### THE PROBLEM
Go through the material and pull out every line with the string "circles" in it.
- - -
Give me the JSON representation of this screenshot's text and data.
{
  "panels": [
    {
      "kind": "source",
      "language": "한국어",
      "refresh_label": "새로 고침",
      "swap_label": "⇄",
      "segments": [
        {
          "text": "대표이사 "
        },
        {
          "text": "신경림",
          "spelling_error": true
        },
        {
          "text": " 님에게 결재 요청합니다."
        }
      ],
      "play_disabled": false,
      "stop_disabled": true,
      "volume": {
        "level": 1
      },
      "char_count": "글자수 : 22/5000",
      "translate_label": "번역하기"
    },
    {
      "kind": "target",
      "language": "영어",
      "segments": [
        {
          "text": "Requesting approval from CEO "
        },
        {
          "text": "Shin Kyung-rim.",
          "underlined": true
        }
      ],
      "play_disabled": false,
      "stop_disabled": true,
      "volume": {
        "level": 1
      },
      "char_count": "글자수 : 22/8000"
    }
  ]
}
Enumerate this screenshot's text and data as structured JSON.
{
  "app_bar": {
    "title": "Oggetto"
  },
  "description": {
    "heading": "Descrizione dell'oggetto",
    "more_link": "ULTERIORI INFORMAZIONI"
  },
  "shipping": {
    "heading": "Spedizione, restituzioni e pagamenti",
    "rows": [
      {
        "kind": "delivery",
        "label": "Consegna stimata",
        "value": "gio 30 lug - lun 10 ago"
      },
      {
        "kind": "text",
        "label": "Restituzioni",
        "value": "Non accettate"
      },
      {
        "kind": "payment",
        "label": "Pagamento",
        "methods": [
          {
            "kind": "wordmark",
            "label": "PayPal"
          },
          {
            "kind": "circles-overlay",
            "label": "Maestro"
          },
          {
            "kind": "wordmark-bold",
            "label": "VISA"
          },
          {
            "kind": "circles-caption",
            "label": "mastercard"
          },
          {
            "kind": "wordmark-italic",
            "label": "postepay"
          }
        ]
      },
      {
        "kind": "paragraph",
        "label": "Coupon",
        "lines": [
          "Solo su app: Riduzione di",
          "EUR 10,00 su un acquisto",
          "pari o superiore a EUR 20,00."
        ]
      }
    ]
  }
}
- - -
### SOLUTION TO THIS PROBLEM
            "kind": "circles-overlay",
            "kind": "circles-caption",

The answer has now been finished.